### [PROVIDED RECORDS]
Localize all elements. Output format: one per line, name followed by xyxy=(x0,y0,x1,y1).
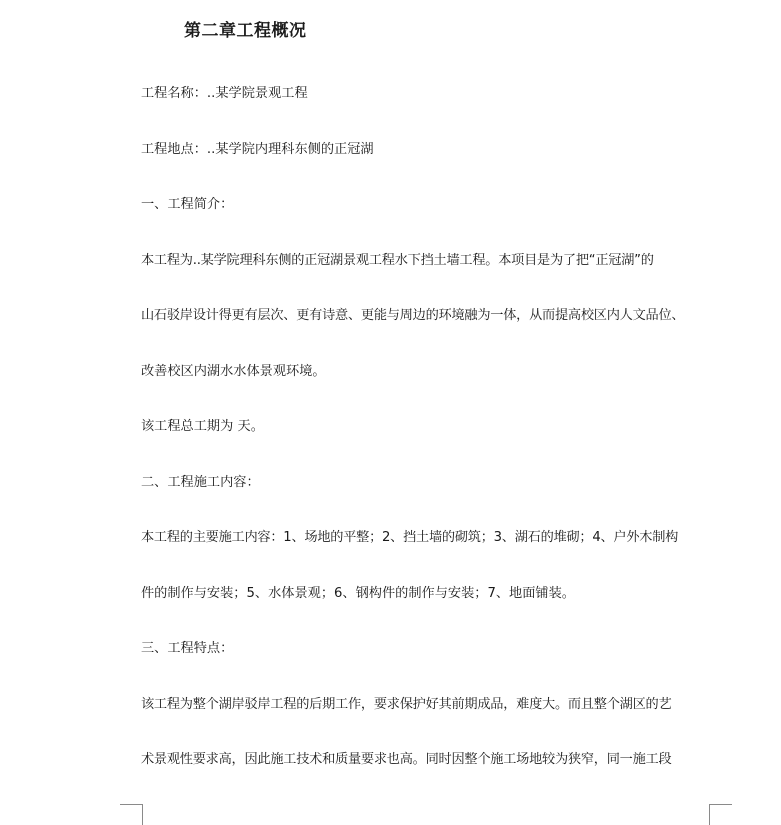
paragraph-line: 本工程的主要施工内容：1、场地的平整；2、挡土墙的砌筑；3、湖石的堆砌；4、户外木制构 xyxy=(141,530,679,545)
margin-corner-mark-right xyxy=(709,804,732,825)
paragraph-line: 该工程为整个湖岸驳岸工程的后期工作，要求保护好其前期成品，难度大。而且整个湖区的艺 xyxy=(141,697,672,712)
paragraph-line: 山石驳岸设计得更有层次、更有诗意、更能与周边的环境融为一体，从而提高校区内人文品位、 xyxy=(141,308,685,323)
section-heading-features: 三、工程特点： xyxy=(141,641,234,656)
paragraph-line: 件的制作与安装；5、水体景观；6、钢构件的制作与安装；7、地面铺装。 xyxy=(141,586,575,601)
paragraph-line: 改善校区内湖水水体景观环境。 xyxy=(141,364,326,379)
section-heading-content: 二、工程施工内容： xyxy=(141,475,260,490)
project-name-line: 工程名称：..某学院景观工程 xyxy=(141,86,308,101)
duration-line: 该工程总工期为 天。 xyxy=(141,419,264,434)
chapter-title: 第二章工程概况 xyxy=(184,21,307,41)
section-heading-overview: 一、工程简介： xyxy=(141,197,234,212)
paragraph-line: 本工程为..某学院理科东侧的正冠湖景观工程水下挡土墙工程。本项目是为了把“正冠湖”的 xyxy=(141,253,654,268)
project-location-line: 工程地点：..某学院内理科东侧的正冠湖 xyxy=(141,142,374,157)
margin-corner-mark-left xyxy=(120,804,143,825)
paragraph-line: 术景观性要求高，因此施工技术和质量要求也高。同时因整个施工场地较为狭窄，同一施工段 xyxy=(141,752,672,767)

### [WHAT IS BEING ASKED]
Render every line of the records above as a Markdown table with the columns "No." and "Line", where "No." counts the rows in order. Leave out blank lines and the picture entries.

### [EXERCISE RESULT]
| No. | Line |
|---|---|
| 1 | Localize all elements. Output format: one per line, name followed by xyxy=(x0,y0,x1,y1). |
| 2 | paragraph-line: 本工程的主要施工内容：1、场地的平整；2、挡土墙的砌筑；3、湖石的堆砌；4、户外木制构 xyxy=(141,530,679,545) |
| 3 | margin-corner-mark-right xyxy=(709,804,732,825) |
| 4 | paragraph-line: 该工程为整个湖岸驳岸工程的后期工作，要求保护好其前期成品，难度大。而且整个湖区的艺 xyxy=(141,697,672,712) |
| 5 | paragraph-line: 山石驳岸设计得更有层次、更有诗意、更能与周边的环境融为一体，从而提高校区内人文品位、 xyxy=(141,308,685,323) |
| 6 | section-heading-features: 三、工程特点： xyxy=(141,641,234,656) |
| 7 | paragraph-line: 件的制作与安装；5、水体景观；6、钢构件的制作与安装；7、地面铺装。 xyxy=(141,586,575,601) |
| 8 | paragraph-line: 改善校区内湖水水体景观环境。 xyxy=(141,364,326,379) |
| 9 | section-heading-content: 二、工程施工内容： xyxy=(141,475,260,490) |
| 10 | project-name-line: 工程名称：..某学院景观工程 xyxy=(141,86,308,101) |
| 11 | duration-line: 该工程总工期为 天。 xyxy=(141,419,264,434) |
| 12 | chapter-title: 第二章工程概况 xyxy=(184,21,307,41) |
| 13 | section-heading-overview: 一、工程简介： xyxy=(141,197,234,212) |
| 14 | paragraph-line: 本工程为..某学院理科东侧的正冠湖景观工程水下挡土墙工程。本项目是为了把“正冠湖”的 xyxy=(141,253,654,268) |
| 15 | project-location-line: 工程地点：..某学院内理科东侧的正冠湖 xyxy=(141,142,374,157) |
| 16 | margin-corner-mark-left xyxy=(120,804,143,825) |
| 17 | paragraph-line: 术景观性要求高，因此施工技术和质量要求也高。同时因整个施工场地较为狭窄，同一施工段 xyxy=(141,752,672,767) |